Work to be completed: In the material below, find all lines with the string "муниципальных" and copy them.

Extracted records:
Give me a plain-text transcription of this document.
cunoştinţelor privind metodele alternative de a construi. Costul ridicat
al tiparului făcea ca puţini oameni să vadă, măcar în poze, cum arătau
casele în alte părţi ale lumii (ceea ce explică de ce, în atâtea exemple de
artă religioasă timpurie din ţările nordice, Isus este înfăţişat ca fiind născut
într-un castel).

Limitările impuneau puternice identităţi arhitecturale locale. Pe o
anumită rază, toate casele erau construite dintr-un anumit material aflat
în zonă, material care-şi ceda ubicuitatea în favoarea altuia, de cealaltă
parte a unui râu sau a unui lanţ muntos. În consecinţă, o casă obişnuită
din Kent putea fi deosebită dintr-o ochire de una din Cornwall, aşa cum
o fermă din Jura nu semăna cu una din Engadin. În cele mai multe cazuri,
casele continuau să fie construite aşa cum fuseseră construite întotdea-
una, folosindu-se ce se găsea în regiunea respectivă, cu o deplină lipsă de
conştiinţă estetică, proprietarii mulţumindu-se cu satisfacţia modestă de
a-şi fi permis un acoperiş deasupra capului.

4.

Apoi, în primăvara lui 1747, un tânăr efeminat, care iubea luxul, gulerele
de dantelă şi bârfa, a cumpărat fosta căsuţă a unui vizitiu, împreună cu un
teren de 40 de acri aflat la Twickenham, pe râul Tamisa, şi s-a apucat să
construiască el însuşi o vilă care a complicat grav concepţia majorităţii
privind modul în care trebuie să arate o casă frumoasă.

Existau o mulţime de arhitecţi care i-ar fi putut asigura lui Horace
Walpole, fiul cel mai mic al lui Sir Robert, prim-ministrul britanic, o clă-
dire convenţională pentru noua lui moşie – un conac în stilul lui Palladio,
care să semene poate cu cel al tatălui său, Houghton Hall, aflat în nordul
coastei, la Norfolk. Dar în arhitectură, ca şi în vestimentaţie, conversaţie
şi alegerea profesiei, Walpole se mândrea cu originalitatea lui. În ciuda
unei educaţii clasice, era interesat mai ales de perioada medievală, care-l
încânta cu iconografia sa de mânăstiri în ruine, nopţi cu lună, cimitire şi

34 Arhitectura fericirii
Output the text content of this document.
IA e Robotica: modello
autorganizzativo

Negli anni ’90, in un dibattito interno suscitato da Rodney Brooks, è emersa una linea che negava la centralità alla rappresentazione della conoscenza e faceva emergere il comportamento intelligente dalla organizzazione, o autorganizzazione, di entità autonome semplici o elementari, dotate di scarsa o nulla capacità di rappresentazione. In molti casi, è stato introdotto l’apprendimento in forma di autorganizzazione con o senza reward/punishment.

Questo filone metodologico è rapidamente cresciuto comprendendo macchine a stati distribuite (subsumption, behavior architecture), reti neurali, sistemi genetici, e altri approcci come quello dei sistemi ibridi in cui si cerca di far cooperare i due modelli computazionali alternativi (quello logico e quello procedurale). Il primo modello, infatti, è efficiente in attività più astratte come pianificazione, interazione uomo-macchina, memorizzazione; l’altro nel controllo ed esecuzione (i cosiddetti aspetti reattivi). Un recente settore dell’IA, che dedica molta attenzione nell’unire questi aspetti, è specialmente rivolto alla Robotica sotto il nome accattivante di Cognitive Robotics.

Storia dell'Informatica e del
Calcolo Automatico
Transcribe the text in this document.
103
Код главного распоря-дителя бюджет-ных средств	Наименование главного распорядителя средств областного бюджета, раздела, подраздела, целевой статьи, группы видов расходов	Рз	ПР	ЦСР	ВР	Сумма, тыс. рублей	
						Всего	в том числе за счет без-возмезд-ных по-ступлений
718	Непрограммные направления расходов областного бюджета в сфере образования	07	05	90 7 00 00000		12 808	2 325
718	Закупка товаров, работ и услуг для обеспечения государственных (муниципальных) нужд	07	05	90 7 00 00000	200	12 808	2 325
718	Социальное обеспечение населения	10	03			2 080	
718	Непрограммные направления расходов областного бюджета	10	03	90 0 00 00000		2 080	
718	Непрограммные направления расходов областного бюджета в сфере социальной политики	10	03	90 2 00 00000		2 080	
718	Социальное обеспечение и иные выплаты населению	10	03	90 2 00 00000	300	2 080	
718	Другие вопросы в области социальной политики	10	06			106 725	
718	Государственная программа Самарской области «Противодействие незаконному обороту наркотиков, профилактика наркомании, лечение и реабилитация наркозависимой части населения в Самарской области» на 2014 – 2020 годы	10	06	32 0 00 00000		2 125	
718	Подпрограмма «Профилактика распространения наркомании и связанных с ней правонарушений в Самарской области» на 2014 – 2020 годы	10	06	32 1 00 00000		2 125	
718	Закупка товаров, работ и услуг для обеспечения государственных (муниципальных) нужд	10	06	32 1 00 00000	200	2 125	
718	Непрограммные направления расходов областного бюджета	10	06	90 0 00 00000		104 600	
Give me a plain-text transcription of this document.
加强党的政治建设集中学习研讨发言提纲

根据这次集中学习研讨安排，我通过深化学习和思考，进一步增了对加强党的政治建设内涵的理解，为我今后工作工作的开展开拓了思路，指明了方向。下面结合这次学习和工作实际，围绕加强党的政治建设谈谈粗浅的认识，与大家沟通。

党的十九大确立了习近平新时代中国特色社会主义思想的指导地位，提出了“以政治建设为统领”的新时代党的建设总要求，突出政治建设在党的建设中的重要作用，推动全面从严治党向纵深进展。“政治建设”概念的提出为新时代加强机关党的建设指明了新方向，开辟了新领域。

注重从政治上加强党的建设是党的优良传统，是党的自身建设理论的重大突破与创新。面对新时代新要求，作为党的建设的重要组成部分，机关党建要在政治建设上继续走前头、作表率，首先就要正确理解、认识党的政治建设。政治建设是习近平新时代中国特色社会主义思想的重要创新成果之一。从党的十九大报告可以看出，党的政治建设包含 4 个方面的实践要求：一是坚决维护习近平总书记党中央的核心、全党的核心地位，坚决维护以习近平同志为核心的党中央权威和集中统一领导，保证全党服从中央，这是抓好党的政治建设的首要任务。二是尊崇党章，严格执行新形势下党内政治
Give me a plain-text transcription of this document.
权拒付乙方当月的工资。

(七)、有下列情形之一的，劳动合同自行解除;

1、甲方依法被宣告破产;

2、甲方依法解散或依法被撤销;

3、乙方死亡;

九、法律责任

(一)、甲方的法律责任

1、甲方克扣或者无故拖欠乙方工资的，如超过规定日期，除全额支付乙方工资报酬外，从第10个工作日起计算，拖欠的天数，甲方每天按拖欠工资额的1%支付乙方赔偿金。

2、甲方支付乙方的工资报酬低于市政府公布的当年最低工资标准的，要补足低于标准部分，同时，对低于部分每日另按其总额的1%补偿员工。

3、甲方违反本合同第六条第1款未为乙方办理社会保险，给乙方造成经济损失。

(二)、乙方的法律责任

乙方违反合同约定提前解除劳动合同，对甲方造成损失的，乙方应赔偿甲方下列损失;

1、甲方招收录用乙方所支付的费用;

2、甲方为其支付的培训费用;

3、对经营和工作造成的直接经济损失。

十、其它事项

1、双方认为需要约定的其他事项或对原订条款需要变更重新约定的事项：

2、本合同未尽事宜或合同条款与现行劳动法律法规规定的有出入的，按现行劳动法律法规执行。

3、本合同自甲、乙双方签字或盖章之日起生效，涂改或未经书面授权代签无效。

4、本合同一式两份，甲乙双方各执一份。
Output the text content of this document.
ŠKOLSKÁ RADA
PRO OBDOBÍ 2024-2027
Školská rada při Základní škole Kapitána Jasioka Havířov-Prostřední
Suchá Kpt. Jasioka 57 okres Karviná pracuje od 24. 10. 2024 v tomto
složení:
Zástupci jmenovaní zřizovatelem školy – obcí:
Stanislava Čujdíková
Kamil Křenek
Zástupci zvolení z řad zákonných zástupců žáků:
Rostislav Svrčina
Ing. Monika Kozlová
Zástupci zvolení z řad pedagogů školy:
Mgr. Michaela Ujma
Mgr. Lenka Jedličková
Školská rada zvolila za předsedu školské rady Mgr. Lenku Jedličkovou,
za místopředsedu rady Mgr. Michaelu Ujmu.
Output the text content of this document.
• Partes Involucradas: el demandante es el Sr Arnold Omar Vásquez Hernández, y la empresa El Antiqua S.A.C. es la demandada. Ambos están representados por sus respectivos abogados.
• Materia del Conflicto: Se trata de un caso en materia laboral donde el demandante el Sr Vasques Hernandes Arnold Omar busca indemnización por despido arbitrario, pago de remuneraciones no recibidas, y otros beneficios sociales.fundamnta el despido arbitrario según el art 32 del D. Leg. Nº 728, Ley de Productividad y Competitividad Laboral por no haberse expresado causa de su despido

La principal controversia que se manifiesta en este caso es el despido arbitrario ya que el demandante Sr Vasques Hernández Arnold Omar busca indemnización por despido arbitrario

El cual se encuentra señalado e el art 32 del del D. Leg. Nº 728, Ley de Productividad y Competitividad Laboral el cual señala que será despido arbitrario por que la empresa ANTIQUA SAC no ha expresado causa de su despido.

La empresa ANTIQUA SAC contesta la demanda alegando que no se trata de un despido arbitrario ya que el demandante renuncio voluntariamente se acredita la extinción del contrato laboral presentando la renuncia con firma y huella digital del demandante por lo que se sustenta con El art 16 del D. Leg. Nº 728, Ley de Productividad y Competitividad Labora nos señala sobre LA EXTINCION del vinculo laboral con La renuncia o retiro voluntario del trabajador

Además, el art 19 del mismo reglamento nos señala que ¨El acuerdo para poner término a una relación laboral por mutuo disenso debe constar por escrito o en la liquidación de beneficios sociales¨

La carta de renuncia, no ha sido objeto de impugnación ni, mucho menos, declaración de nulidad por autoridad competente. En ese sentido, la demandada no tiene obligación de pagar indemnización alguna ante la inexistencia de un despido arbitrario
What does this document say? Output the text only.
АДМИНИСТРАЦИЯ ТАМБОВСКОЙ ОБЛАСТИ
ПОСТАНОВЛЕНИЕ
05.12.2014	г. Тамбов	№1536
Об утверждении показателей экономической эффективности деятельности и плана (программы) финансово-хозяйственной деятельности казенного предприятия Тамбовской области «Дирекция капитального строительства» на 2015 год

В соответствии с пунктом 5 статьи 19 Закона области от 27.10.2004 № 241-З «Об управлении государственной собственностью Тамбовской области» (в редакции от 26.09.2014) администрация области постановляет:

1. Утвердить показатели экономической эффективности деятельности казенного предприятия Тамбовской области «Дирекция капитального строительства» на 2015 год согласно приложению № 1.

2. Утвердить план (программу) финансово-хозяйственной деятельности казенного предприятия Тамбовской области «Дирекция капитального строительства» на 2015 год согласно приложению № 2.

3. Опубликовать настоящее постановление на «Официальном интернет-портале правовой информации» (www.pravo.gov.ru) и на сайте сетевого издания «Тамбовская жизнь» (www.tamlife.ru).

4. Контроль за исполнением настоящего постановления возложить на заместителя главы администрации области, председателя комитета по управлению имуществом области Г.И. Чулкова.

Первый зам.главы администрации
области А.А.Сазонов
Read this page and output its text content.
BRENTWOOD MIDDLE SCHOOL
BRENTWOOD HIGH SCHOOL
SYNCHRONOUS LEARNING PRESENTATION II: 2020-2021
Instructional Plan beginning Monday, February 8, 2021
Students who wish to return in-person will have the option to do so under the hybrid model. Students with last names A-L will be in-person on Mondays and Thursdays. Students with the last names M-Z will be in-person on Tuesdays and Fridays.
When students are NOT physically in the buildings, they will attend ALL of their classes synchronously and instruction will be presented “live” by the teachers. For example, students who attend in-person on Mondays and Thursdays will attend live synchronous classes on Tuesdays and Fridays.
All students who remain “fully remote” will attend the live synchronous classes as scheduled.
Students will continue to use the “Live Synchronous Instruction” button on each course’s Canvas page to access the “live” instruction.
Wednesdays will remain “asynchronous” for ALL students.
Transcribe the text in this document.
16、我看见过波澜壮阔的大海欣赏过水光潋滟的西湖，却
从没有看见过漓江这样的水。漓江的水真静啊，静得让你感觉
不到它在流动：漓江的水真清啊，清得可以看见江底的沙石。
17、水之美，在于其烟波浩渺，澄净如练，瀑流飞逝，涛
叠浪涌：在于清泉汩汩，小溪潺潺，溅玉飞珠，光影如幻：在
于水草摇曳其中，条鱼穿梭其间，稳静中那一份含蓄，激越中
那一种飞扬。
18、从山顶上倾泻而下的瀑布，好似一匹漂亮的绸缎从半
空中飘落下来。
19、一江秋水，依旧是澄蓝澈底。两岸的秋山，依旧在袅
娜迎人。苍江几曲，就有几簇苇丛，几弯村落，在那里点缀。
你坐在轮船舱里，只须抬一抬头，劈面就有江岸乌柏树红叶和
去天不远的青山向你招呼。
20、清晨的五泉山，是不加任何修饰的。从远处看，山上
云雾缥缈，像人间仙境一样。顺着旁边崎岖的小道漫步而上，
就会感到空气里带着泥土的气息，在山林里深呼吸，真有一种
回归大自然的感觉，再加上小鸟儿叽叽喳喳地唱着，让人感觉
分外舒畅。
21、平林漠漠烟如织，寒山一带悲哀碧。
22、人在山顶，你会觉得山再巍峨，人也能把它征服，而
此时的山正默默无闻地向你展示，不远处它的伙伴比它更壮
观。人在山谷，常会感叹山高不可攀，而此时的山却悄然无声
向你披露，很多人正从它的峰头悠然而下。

Finished task:
718	Закупка товаров, работ и услуг для обеспечения государственных (муниципальных) нужд	07	05	90 7 00 00000	200	12 808	2 325
718	Закупка товаров, работ и услуг для обеспечения государственных (муниципальных) нужд	10	06	32 1 00 00000	200	2 125	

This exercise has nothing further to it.